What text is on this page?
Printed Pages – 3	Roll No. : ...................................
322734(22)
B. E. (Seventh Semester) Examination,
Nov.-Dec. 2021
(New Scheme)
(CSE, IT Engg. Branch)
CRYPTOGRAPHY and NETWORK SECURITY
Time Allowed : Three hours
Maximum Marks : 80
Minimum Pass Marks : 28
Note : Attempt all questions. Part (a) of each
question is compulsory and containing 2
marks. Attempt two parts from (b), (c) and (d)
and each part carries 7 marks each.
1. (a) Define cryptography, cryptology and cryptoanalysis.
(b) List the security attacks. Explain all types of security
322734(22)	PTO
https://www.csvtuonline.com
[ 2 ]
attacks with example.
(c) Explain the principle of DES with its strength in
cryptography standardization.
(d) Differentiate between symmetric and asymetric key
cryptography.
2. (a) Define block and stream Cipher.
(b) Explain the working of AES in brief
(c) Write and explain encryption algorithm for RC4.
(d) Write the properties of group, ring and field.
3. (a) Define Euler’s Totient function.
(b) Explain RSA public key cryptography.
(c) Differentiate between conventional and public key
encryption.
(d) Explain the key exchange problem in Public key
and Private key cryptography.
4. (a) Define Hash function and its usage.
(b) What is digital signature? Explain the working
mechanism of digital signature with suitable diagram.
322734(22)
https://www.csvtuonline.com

BRIEF: Copy out each record from above, exactly.

WRITTEN RESPONSE:
What text is on this page?
Printed Pages – 3	Roll No. : ...................................
322734(22)
B. E. (Seventh Semester) Examination,
Nov.-Dec. 2021
(New Scheme)
(CSE, IT Engg. Branch)
CRYPTOGRAPHY and NETWORK SECURITY
Time Allowed : Three hours
Maximum Marks : 80
Minimum Pass Marks : 28
Note : Attempt all questions. Part (a) of each
question is compulsory and containing 2
marks. Attempt two parts from (b), (c) and (d)
and each part carries 7 marks each.
1. (a) Define cryptography, cryptology and cryptoanalysis.
(b) List the security attacks. Explain all types of security
322734(22)	PTO
https://www.csvtuonline.com
[ 2 ]
attacks with example.
(c) Explain the principle of DES with its strength in
cryptography standardization.
(d) Differentiate between symmetric and asymetric key
cryptography.
2. (a) Define block and stream Cipher.
(b) Explain the working of AES in brief
(c) Write and explain encryption algorithm for RC4.
(d) Write the properties of group, ring and field.
3. (a) Define Euler’s Totient function.
(b) Explain RSA public key cryptography.
(c) Differentiate between conventional and public key
encryption.
(d) Explain the key exchange problem in Public key
and Private key cryptography.
4. (a) Define Hash function and its usage.
(b) What is digital signature? Explain the working
mechanism of digital signature with suitable diagram.
322734(22)
https://www.csvtuonline.com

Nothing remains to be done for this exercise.